◆ Requisitos de las tareas
1. En el fragmento sobre la adversidad y el control, ¿cuánto le va a costar este año a la hija del conductor su apartamento en Conil?
2. Prolonga el fragmento sobre la adversidad y el control a partir de su última oración.

◆ Fragmento del texto
* * *
Yo también quiero sentirme a salvo, pero creo que voy por muy mal camino, igual que Biden. Porque nada resulta más aterrador que vivir bajo el yugo de tener la vida “bajo control”. Antiguamente, el valor humano lo concedían a quien era capaz de soportar la adversidad, que se daba por supuesta en toda vida humana. En la Grecia clásica, por ejemplo, los mortales se entrenaban para soportar las desgracias que seguro les iban a suceder. Entonces, las personas se creían yunques, capaces de aguantar los golpes de la vida, tal y como escribió Luis Díez del Corral hablando de los mitos clásicos. Hoy, en cambio, creemos ser martillos. Estamos llenos de artefactos para convencernos de que podemos evitar la adversidad, estar a salvo. Y esto nos lleva a una psicología de masas basada en el control del miedo a través del pensamiento mágico. No nos adaptamos a las adversidades, sino que queremos controlarlas a distancia. Y la ciencia y la tecnología —cuyos relatos son antes mágicos que pragmáticos— nos prometen todos los días quimeras nuevas, flamantes artefactos de control, jaulas donde encerrar a nuestros “cerdos” y a todas las bestias que nos habitan. La inmortalidad es una palabra que sale cada vez de más bocas, no hay límites para lo humano. Cuando lo único que no tiene límite son nuestras fantasías de control, las mismas que nos van a devorar.

“Mil cuatrocientos euros le va a costar a mi hija su apartamento en Conil este año. Más del doble que el año pasado. La misma playa, pero este año la gente la imagina más segura”, sigue el conductor que me guía. “A mí me da igual que se vaya con el novio, pero no llevo tan bien quedarme solo”. “¿Vive solo con su hija?”, me atrevo a preguntar. “Solos desde que nació, hace 25 años”, explica. “Su madre murió dos días después del parto. Septicemia. Una entre mil dijeron los médicos. Pero la vida de las personas se cuenta siempre por unidades. Y le tocó a ella. Yo no lo podía creer, era imposible. No sabes qué sensación de irrealidad. El médico me dijo que era mejor que me sentara. Menos mal que acerté al responder: va a ser mejor que me quede de pie o no podré levantarme el resto de mi vida”.
* * *
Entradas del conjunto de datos
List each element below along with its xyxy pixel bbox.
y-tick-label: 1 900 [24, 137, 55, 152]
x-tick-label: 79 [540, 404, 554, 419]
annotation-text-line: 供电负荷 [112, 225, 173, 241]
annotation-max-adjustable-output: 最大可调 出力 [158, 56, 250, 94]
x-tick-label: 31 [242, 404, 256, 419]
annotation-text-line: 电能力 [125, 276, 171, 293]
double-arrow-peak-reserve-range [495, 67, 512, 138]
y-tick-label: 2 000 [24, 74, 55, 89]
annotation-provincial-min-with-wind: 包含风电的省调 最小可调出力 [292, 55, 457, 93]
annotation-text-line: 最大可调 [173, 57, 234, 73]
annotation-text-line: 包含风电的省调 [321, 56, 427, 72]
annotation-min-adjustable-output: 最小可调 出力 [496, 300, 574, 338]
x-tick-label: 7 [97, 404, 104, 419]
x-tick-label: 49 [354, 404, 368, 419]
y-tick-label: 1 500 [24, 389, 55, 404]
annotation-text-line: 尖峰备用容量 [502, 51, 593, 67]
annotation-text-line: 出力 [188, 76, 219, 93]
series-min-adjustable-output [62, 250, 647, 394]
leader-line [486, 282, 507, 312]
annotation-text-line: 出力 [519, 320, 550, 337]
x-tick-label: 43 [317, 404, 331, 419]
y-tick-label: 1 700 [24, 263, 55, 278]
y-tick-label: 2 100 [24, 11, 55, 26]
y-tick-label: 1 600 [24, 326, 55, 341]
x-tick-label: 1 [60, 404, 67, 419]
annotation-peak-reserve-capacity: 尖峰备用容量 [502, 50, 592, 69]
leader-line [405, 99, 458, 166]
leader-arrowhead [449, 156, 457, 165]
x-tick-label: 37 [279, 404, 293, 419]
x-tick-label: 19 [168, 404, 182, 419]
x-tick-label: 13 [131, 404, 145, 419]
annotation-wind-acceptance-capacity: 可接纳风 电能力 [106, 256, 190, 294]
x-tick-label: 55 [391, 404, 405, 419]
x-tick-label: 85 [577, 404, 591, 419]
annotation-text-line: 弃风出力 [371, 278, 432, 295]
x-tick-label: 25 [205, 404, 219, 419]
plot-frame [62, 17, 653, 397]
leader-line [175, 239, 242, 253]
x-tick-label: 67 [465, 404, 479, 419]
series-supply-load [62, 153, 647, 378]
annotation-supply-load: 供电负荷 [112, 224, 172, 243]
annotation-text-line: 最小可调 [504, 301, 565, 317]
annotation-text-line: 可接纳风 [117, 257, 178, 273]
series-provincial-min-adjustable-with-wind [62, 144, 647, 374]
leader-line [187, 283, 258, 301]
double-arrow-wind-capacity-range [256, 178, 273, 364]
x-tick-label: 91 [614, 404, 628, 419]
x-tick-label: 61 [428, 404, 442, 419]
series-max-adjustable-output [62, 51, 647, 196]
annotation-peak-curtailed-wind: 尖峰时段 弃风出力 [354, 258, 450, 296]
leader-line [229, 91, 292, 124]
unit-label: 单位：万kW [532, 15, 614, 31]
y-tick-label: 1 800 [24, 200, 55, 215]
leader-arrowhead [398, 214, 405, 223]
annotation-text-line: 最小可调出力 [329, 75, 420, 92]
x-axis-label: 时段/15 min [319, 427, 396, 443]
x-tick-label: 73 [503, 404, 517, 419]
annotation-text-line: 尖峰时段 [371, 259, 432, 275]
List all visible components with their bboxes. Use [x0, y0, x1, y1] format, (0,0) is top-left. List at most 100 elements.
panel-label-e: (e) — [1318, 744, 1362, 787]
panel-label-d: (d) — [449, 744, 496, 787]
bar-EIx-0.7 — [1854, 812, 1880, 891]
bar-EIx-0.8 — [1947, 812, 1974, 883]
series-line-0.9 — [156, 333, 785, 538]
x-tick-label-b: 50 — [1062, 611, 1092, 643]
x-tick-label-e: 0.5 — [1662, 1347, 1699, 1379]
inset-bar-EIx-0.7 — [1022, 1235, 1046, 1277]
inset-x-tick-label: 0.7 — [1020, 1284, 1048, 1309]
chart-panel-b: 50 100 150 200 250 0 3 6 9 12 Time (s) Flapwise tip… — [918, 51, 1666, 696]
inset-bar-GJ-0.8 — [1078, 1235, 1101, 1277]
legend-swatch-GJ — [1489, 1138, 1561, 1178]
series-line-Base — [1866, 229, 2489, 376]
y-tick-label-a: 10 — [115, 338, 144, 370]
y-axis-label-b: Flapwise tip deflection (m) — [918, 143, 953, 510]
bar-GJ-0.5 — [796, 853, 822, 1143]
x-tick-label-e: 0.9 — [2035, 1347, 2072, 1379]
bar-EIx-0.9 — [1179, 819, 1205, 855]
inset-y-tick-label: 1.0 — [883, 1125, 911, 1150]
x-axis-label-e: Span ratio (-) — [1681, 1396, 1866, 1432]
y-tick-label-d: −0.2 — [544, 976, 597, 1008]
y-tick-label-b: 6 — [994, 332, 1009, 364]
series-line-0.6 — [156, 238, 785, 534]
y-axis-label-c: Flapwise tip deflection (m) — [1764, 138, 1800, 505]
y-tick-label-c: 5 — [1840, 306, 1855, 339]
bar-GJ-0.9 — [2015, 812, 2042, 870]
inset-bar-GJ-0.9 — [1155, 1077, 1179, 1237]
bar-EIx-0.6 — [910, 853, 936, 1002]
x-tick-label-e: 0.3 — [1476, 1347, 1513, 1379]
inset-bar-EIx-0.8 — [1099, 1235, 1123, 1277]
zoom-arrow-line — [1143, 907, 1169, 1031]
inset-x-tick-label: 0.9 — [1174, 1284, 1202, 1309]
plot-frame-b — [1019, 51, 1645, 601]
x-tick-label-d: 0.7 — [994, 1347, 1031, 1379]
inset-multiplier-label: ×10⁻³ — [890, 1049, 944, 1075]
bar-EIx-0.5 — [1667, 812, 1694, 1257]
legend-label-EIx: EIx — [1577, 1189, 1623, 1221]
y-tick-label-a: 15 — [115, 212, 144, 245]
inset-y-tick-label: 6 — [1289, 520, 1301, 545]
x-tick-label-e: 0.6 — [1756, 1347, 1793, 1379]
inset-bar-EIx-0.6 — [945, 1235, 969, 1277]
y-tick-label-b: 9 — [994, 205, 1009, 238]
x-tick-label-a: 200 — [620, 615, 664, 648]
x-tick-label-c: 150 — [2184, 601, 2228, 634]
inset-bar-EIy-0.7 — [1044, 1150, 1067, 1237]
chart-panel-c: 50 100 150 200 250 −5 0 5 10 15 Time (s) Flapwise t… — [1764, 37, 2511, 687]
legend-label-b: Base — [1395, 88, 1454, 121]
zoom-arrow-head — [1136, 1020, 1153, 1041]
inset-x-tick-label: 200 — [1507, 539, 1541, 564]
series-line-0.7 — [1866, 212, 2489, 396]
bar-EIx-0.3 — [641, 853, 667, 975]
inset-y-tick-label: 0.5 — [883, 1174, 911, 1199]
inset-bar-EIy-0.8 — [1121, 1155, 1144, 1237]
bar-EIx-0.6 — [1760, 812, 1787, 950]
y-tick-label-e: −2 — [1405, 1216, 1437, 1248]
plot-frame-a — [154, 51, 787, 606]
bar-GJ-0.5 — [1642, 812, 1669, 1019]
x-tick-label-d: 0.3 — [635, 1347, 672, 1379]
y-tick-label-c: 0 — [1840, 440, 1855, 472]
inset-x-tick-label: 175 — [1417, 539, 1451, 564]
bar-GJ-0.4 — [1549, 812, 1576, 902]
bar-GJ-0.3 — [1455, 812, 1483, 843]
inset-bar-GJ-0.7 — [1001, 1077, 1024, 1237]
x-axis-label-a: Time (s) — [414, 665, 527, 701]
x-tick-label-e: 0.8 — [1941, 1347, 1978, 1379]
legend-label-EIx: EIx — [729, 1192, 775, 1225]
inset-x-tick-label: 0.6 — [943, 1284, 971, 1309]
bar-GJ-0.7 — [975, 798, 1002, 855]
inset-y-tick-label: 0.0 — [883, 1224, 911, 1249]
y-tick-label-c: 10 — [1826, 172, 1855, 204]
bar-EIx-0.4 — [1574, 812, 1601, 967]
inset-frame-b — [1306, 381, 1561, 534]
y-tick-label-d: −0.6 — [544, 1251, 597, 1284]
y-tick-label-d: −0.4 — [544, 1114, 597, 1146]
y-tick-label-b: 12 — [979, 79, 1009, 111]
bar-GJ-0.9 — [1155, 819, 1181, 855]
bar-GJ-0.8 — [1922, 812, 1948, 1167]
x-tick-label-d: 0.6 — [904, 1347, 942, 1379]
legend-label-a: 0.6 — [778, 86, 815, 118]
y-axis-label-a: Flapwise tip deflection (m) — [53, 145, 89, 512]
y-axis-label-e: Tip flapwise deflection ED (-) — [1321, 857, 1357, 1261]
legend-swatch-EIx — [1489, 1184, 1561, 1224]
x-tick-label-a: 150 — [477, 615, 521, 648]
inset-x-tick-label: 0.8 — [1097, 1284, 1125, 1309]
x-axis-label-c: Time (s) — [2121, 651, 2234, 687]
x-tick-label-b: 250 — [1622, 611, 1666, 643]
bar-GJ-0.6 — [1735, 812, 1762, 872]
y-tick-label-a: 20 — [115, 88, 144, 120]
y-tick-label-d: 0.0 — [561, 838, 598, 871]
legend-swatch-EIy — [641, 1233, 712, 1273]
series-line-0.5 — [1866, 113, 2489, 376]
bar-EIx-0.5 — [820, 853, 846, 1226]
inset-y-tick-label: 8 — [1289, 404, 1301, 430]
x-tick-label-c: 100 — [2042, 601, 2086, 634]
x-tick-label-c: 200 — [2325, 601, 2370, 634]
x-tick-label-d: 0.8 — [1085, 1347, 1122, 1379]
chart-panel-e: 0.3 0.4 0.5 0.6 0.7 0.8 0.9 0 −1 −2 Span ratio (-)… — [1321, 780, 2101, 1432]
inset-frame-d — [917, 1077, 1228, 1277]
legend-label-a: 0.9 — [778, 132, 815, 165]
* * *
◆ Respuestas por tarea
1. Mil cuatrocientos euros.

2.
La vida es pura adversidad, y al final te toca soportarlo todo. Ese era el optimismo de los antiguos y ésta era su forma de sentirse a salvo. Vivían entre humanos mientras ahora vivimos entre bestias, acechados por fantasías de control por todas partes. Al final da menos miedo aceptar que te va a pasar todo que convencerte cada día de que nunca te pasará nada. Porque en un mundo como este, cuando llega lo que de verdad hay que soportar, como por ejemplo una pandemia, nos hundimos. Nos deja tocados, perdidos (y ahí están las cifras relativas a las secuelas mentales de la covid) por la sencilla razón de que no estábamos preparados. Porque lo cierto es que no estamos preparados para la vida. Biden no está preparado para la vida si necesita subirse a un tanque para visitar Carabanchel. Y yo no lo estoy si necesito convencerme de que “todo saldrá bien” cada vez que necesito dejar de tener miedo, que últimamente es casi todos los días.

La civilización cambió y rompimos con el mundo antiguo al situar a las personas en dos lugares distintos: si en la antigüedad nuestra misión era soportar la adversidad, nuestra civilización nos promete librarnos de toda adversidad. Lo único malo es que es insoportable vivir así, vivir aquí. Personalmente, no lo resisto mucho más tiempo. “En Madrid no va a pasarme nada malo”, dice Biden cuando se sube en su bestia. Al mundo no le pasará nada malo, promete la OTAN. No hay nada que temer. Salvo quizás el enorme esfuerzo de cargar con el peso de tantas ilusiones locas.

Nuria Labari, periodista y escritora.